## REQUIRED TASK
Identify and copy all lines of the material where the string "Profile" is found.

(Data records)
━━━━━━━━━━━━━━━━━━━━━━━━━━━━━━

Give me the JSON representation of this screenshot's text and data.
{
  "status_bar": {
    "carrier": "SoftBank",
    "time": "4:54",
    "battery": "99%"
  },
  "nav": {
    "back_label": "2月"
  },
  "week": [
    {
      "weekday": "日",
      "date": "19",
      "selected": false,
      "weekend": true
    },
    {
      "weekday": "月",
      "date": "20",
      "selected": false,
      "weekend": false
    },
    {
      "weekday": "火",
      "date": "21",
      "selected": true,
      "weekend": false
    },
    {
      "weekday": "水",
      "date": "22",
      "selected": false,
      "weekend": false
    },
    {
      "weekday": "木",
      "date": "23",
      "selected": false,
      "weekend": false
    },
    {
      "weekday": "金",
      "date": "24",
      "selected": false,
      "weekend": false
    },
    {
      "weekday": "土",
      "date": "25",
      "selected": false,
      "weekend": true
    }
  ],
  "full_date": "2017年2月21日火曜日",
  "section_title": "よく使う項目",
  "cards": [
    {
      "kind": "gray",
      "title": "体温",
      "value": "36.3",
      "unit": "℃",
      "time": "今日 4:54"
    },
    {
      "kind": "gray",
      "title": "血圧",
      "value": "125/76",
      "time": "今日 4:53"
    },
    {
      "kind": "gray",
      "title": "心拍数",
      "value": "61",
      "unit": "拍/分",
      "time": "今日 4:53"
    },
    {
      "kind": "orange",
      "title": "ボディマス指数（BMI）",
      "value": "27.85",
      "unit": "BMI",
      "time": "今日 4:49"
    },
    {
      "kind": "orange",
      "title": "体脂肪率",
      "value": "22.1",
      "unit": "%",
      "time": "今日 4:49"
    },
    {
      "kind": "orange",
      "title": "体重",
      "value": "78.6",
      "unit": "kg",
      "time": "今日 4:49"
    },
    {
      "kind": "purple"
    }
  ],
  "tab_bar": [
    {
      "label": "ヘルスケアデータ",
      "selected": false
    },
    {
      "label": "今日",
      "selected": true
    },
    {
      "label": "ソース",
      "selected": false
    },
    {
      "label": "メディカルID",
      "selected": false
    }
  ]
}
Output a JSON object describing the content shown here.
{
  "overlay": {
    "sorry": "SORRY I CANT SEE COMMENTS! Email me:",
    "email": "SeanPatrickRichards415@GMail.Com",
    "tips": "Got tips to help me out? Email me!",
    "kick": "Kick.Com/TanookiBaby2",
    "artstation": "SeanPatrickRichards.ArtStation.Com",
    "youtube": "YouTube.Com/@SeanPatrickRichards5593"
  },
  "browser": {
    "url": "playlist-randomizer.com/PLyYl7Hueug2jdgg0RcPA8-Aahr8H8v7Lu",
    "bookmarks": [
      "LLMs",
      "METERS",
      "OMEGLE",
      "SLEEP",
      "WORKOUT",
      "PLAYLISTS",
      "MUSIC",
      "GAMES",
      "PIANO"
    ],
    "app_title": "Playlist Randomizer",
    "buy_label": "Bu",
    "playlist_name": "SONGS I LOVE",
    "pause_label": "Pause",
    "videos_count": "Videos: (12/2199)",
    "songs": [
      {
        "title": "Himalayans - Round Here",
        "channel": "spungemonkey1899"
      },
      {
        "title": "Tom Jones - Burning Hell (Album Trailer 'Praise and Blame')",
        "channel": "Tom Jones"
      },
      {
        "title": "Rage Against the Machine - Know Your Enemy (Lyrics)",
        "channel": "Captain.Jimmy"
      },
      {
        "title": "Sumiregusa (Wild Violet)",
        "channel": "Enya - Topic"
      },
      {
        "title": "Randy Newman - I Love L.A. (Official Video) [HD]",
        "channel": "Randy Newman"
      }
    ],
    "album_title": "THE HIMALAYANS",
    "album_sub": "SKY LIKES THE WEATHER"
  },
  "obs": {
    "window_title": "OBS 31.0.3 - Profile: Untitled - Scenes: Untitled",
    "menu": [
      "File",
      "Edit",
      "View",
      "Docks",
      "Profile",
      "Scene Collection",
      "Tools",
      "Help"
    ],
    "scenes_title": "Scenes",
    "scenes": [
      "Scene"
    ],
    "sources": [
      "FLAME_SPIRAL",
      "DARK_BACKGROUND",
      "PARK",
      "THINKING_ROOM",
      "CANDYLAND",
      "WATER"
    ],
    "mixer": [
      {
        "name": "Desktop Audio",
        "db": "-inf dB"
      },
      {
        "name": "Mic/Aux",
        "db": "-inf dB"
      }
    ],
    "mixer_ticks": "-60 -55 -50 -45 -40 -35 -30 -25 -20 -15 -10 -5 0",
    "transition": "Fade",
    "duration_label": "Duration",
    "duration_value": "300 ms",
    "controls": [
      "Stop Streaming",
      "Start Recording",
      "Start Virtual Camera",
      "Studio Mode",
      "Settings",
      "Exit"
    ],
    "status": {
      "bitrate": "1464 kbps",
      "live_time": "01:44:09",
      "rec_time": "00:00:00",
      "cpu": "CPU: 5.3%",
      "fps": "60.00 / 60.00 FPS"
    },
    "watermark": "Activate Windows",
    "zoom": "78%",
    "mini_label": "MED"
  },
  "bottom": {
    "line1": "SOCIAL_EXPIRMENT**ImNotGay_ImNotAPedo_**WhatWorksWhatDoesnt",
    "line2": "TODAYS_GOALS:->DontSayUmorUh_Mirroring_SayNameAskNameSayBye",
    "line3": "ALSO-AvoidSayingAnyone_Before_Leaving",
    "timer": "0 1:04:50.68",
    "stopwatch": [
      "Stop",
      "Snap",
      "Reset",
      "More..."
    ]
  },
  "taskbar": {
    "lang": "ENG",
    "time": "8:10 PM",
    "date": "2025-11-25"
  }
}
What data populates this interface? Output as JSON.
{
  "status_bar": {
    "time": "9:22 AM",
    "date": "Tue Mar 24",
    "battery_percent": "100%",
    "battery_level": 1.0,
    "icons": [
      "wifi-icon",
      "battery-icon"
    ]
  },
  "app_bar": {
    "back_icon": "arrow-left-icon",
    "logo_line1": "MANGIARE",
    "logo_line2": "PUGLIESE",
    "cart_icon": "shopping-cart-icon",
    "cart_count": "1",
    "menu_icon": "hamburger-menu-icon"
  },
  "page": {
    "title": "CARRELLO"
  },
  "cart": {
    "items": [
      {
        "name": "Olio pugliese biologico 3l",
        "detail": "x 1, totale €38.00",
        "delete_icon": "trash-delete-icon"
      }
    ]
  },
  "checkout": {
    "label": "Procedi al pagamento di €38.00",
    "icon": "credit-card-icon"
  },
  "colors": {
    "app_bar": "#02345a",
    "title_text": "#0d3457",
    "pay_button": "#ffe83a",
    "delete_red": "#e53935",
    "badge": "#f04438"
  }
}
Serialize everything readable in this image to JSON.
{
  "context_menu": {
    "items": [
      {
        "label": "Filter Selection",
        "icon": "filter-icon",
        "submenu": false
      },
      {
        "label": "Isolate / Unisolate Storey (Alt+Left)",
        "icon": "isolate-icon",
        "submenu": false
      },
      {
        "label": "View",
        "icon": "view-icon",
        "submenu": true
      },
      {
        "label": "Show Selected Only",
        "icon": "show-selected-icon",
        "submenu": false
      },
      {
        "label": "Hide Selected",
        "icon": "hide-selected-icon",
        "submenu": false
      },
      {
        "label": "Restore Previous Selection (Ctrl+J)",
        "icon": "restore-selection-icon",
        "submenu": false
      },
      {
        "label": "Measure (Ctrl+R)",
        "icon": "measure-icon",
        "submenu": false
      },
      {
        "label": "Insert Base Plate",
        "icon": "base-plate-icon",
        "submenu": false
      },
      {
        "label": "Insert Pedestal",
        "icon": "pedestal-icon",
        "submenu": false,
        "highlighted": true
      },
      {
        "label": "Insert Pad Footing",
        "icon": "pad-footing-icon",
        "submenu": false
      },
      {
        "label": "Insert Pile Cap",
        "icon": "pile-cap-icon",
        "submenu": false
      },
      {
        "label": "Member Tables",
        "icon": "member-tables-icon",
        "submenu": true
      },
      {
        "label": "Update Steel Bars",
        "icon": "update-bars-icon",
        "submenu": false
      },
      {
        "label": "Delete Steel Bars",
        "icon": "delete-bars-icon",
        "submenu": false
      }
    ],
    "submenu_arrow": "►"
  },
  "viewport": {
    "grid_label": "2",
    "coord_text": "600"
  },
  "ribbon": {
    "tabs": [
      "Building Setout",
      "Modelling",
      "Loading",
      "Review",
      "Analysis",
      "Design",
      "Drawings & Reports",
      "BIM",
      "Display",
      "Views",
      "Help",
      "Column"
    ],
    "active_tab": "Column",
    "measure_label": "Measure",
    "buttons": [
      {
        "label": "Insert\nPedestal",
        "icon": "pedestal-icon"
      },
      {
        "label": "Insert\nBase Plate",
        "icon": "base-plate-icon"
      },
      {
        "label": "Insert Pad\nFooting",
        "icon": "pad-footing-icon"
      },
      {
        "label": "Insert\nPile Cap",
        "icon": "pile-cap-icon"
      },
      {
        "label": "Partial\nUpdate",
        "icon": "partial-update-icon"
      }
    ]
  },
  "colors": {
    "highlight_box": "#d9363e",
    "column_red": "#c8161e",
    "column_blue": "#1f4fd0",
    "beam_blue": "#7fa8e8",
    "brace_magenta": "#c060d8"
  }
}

━━━━━━━━━━━━━━━━━━━━━━━━━━━━━━

## ANSWER TO THIS EXERCISE
    "window_title": "OBS 31.0.3 - Profile: Untitled - Scenes: Untitled",
      "Profile",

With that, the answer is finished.